REQUEST => Collect each line of the records containing the string "name".

-- Start DATA FOR THIS TASK --

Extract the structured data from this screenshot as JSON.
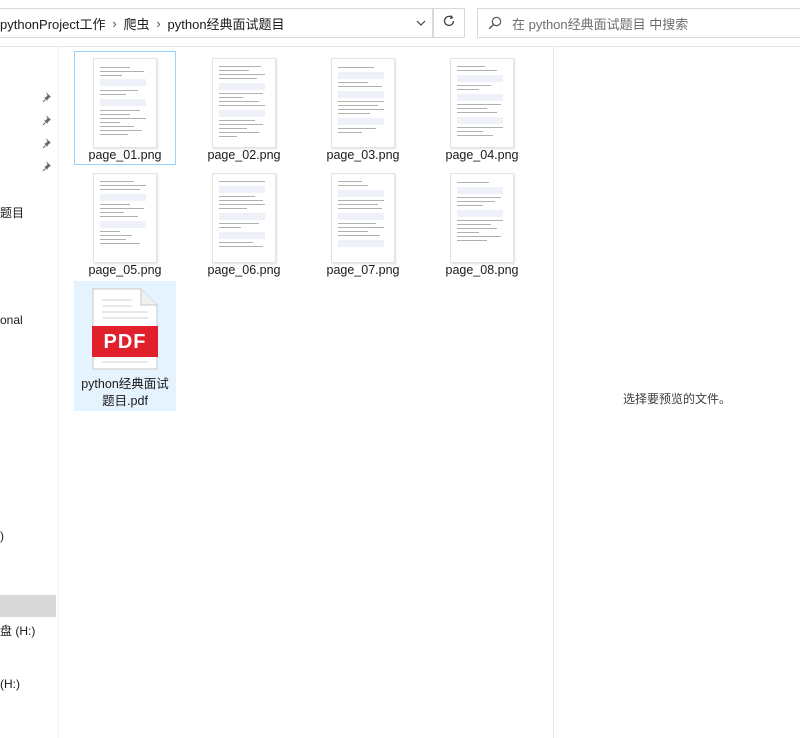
{
  "address": {
    "breadcrumbs": [
      "pythonProject工作",
      "爬虫",
      "python经典面试题目"
    ],
    "separator": "›",
    "dropdown_icon": "chevron-down-icon",
    "refresh_icon": "refresh-icon"
  },
  "search": {
    "placeholder": "在 python经典面试题目 中搜索",
    "icon": "search-icon"
  },
  "nav": {
    "pins": [
      "pin-icon",
      "pin-icon",
      "pin-icon",
      "pin-icon"
    ],
    "fragments": [
      "题目",
      "onal",
      ")",
      "盘 (H:)",
      "(H:)"
    ]
  },
  "files": [
    {
      "name": "page_01.png",
      "type": "png",
      "state": "focused"
    },
    {
      "name": "page_02.png",
      "type": "png",
      "state": ""
    },
    {
      "name": "page_03.png",
      "type": "png",
      "state": ""
    },
    {
      "name": "page_04.png",
      "type": "png",
      "state": ""
    },
    {
      "name": "page_05.png",
      "type": "png",
      "state": ""
    },
    {
      "name": "page_06.png",
      "type": "png",
      "state": ""
    },
    {
      "name": "page_07.png",
      "type": "png",
      "state": ""
    },
    {
      "name": "page_08.png",
      "type": "png",
      "state": ""
    },
    {
      "name": "python经典面试题目.pdf",
      "type": "pdf",
      "state": "selected",
      "badge": "PDF"
    }
  ],
  "preview": {
    "message": "选择要预览的文件。"
  },
  "colors": {
    "pdf_badge": "#e0202b",
    "selection": "#e5f3ff",
    "focus_border": "#99d1ff"
  }
}
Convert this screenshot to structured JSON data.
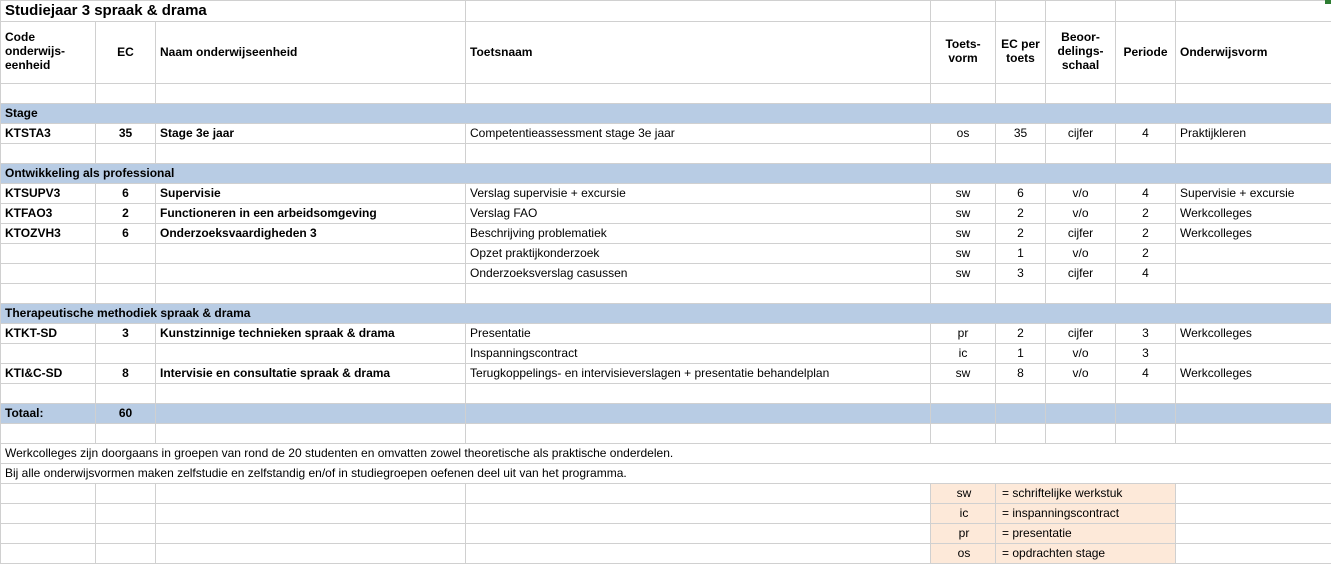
{
  "title": "Studiejaar 3 spraak & drama",
  "headers": {
    "code": "Code onderwijs-eenheid",
    "ec": "EC",
    "naam": "Naam onderwijseenheid",
    "toets": "Toetsnaam",
    "vorm": "Toets-vorm",
    "ecpt": "EC per toets",
    "schaal": "Beoor-delings-schaal",
    "per": "Periode",
    "ovorm": "Onderwijsvorm"
  },
  "sections": [
    {
      "title": "Stage",
      "rows": [
        {
          "code": "KTSTA3",
          "ec": "35",
          "naam": "Stage 3e jaar",
          "toets": "Competentieassessment stage 3e jaar",
          "vorm": "os",
          "ecpt": "35",
          "schaal": "cijfer",
          "per": "4",
          "ovorm": "Praktijkleren",
          "bold": true
        }
      ]
    },
    {
      "title": "Ontwikkeling als professional",
      "rows": [
        {
          "code": "KTSUPV3",
          "ec": "6",
          "naam": "Supervisie",
          "toets": "Verslag supervisie + excursie",
          "vorm": "sw",
          "ecpt": "6",
          "schaal": "v/o",
          "per": "4",
          "ovorm": "Supervisie + excursie",
          "bold": true
        },
        {
          "code": "KTFAO3",
          "ec": "2",
          "naam": "Functioneren in een arbeidsomgeving",
          "toets": "Verslag FAO",
          "vorm": "sw",
          "ecpt": "2",
          "schaal": "v/o",
          "per": "2",
          "ovorm": "Werkcolleges",
          "bold": true
        },
        {
          "code": "KTOZVH3",
          "ec": "6",
          "naam": "Onderzoeksvaardigheden 3",
          "toets": "Beschrijving problematiek",
          "vorm": "sw",
          "ecpt": "2",
          "schaal": "cijfer",
          "per": "2",
          "ovorm": "Werkcolleges",
          "bold": true
        },
        {
          "code": "",
          "ec": "",
          "naam": "",
          "toets": "Opzet praktijkonderzoek",
          "vorm": "sw",
          "ecpt": "1",
          "schaal": "v/o",
          "per": "2",
          "ovorm": ""
        },
        {
          "code": "",
          "ec": "",
          "naam": "",
          "toets": "Onderzoeksverslag casussen",
          "vorm": "sw",
          "ecpt": "3",
          "schaal": "cijfer",
          "per": "4",
          "ovorm": ""
        }
      ]
    },
    {
      "title": "Therapeutische methodiek spraak & drama",
      "rows": [
        {
          "code": "KTKT-SD",
          "ec": "3",
          "naam": "Kunstzinnige technieken spraak & drama",
          "toets": "Presentatie",
          "vorm": "pr",
          "ecpt": "2",
          "schaal": "cijfer",
          "per": "3",
          "ovorm": "Werkcolleges",
          "bold": true
        },
        {
          "code": "",
          "ec": "",
          "naam": "",
          "toets": "Inspanningscontract",
          "vorm": "ic",
          "ecpt": "1",
          "schaal": "v/o",
          "per": "3",
          "ovorm": ""
        },
        {
          "code": "KTI&C-SD",
          "ec": "8",
          "naam": "Intervisie en consultatie spraak & drama",
          "toets": "Terugkoppelings- en intervisieverslagen + presentatie behandelplan",
          "vorm": "sw",
          "ecpt": "8",
          "schaal": "v/o",
          "per": "4",
          "ovorm": "Werkcolleges",
          "bold": true
        }
      ]
    }
  ],
  "total": {
    "label": "Totaal:",
    "ec": "60"
  },
  "notes": [
    "Werkcolleges zijn doorgaans in groepen van rond de 20 studenten en omvatten zowel theoretische als praktische onderdelen.",
    "Bij alle onderwijsvormen maken zelfstudie en zelfstandig en/of in studiegroepen oefenen deel uit van het programma."
  ],
  "legend": [
    {
      "k": "sw",
      "v": "= schriftelijke werkstuk"
    },
    {
      "k": "ic",
      "v": "= inspanningscontract"
    },
    {
      "k": "pr",
      "v": "= presentatie"
    },
    {
      "k": "os",
      "v": "= opdrachten stage"
    }
  ]
}
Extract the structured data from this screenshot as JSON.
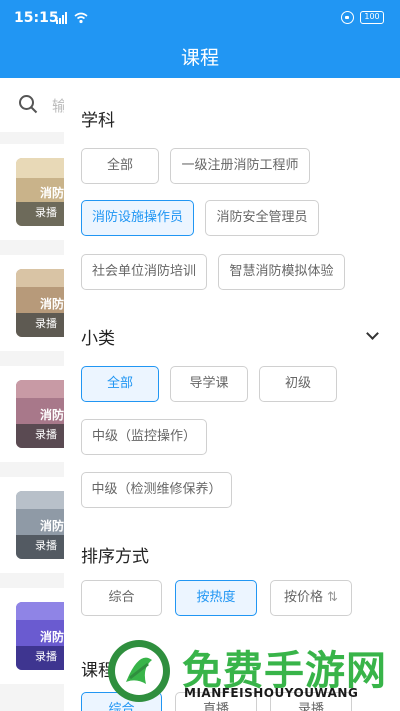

-- End DATA FOR THIS TASK --

OUTPUT OF THE TASK =>
      "name": "page_01.png",
      "name": "page_02.png",
      "name": "page_03.png",
      "name": "page_04.png",
      "name": "page_05.png",
      "name": "page_06.png",
      "name": "page_07.png",
      "name": "page_08.png",
      "name": "python经典面试题目.pdf",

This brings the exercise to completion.